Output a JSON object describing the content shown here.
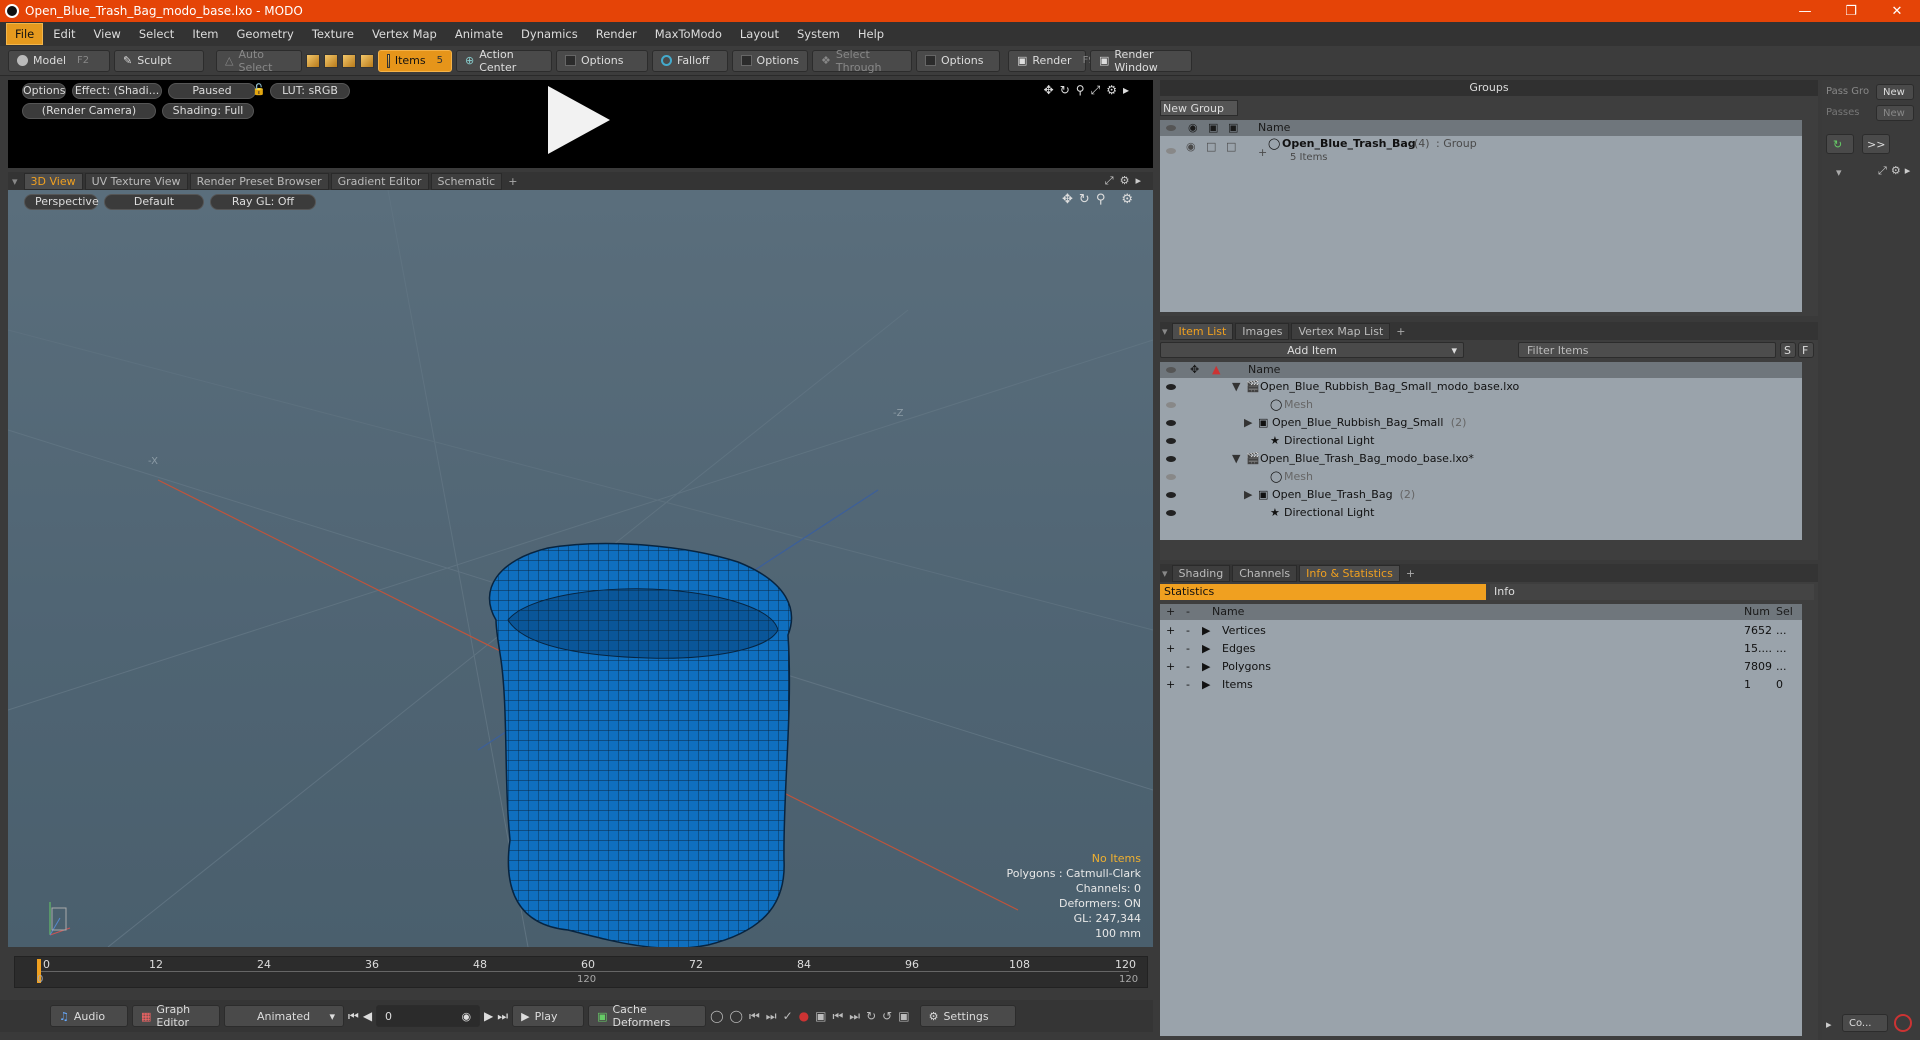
{
  "window": {
    "title": "Open_Blue_Trash_Bag_modo_base.lxo - MODO"
  },
  "menu": [
    "File",
    "Edit",
    "View",
    "Select",
    "Item",
    "Geometry",
    "Texture",
    "Vertex Map",
    "Animate",
    "Dynamics",
    "Render",
    "MaxToModo",
    "Layout",
    "System",
    "Help"
  ],
  "toolbar": {
    "model": "Model",
    "model_key": "F2",
    "sculpt": "Sculpt",
    "auto_select": "Auto Select",
    "items": "Items",
    "items_key": "5",
    "action_center": "Action Center",
    "options1": "Options",
    "falloff": "Falloff",
    "options2": "Options",
    "select_through": "Select Through",
    "options3": "Options",
    "render": "Render",
    "render_key": "F9",
    "render_window": "Render Window"
  },
  "render_preview": {
    "options": "Options",
    "effect": "Effect: (Shadi...",
    "paused": "Paused",
    "lut": "LUT: sRGB",
    "camera": "(Render Camera)",
    "shading": "Shading: Full"
  },
  "viewport_tabs": [
    "3D View",
    "UV Texture View",
    "Render Preset Browser",
    "Gradient Editor",
    "Schematic",
    "+"
  ],
  "viewport": {
    "perspective": "Perspective",
    "default": "Default",
    "raygl": "Ray GL: Off",
    "axis_x": "-X",
    "axis_z": "-Z",
    "hud": [
      "Polygons : Catmull-Clark",
      "Channels: 0",
      "Deformers: ON",
      "GL: 247,344",
      "100 mm"
    ],
    "hud_warn": "No Items"
  },
  "timeline": {
    "ticks": [
      "0",
      "12",
      "24",
      "36",
      "48",
      "60",
      "72",
      "84",
      "96",
      "108",
      "120"
    ],
    "sub_left": "0",
    "sub_mid": "120",
    "sub_right": "120"
  },
  "bottom": {
    "audio": "Audio",
    "graph_editor": "Graph Editor",
    "animated": "Animated",
    "frame": "0",
    "play": "Play",
    "cache": "Cache Deformers",
    "settings": "Settings"
  },
  "groups": {
    "title": "Groups",
    "new_group": "New Group",
    "col_name": "Name",
    "item_name": "Open_Blue_Trash_Bag",
    "item_count": "(4)",
    "item_type": ": Group",
    "item_sub": "5 Items"
  },
  "pass": {
    "pass_group": "Pass Gro",
    "new1": "New",
    "passes": "Passes",
    "new2": "New",
    "more": ">>"
  },
  "item_list": {
    "tabs": [
      "Item List",
      "Images",
      "Vertex Map List",
      "+"
    ],
    "add_item": "Add Item",
    "filter": "Filter Items",
    "s": "S",
    "f": "F",
    "col_name": "Name",
    "rows": [
      {
        "label": "Open_Blue_Rubbish_Bag_Small_modo_base.lxo",
        "indent": 0,
        "kind": "scene",
        "dim": false
      },
      {
        "label": "Mesh",
        "indent": 2,
        "kind": "mesh",
        "dim": true
      },
      {
        "label": "Open_Blue_Rubbish_Bag_Small",
        "count": "(2)",
        "indent": 1,
        "kind": "group",
        "dim": false
      },
      {
        "label": "Directional Light",
        "indent": 2,
        "kind": "light",
        "dim": false
      },
      {
        "label": "Open_Blue_Trash_Bag_modo_base.lxo*",
        "indent": 0,
        "kind": "scene",
        "dim": false
      },
      {
        "label": "Mesh",
        "indent": 2,
        "kind": "mesh",
        "dim": true
      },
      {
        "label": "Open_Blue_Trash_Bag",
        "count": "(2)",
        "indent": 1,
        "kind": "group",
        "dim": false
      },
      {
        "label": "Directional Light",
        "indent": 2,
        "kind": "light",
        "dim": false
      }
    ]
  },
  "stats": {
    "tabs": [
      "Shading",
      "Channels",
      "Info & Statistics",
      "+"
    ],
    "statistics": "Statistics",
    "info": "Info",
    "col_name": "Name",
    "col_num": "Num",
    "col_sel": "Sel",
    "rows": [
      {
        "name": "Vertices",
        "num": "7652",
        "sel": "..."
      },
      {
        "name": "Edges",
        "num": "15....",
        "sel": "..."
      },
      {
        "name": "Polygons",
        "num": "7809",
        "sel": "..."
      },
      {
        "name": "Items",
        "num": "1",
        "sel": "0"
      }
    ]
  },
  "corner": {
    "co": "Co..."
  }
}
....
### Your task
Where a line holds the string "Deformers", copy that line.

### Exercise result
      "Deformers: ON",
    "cache": "Cache Deformers",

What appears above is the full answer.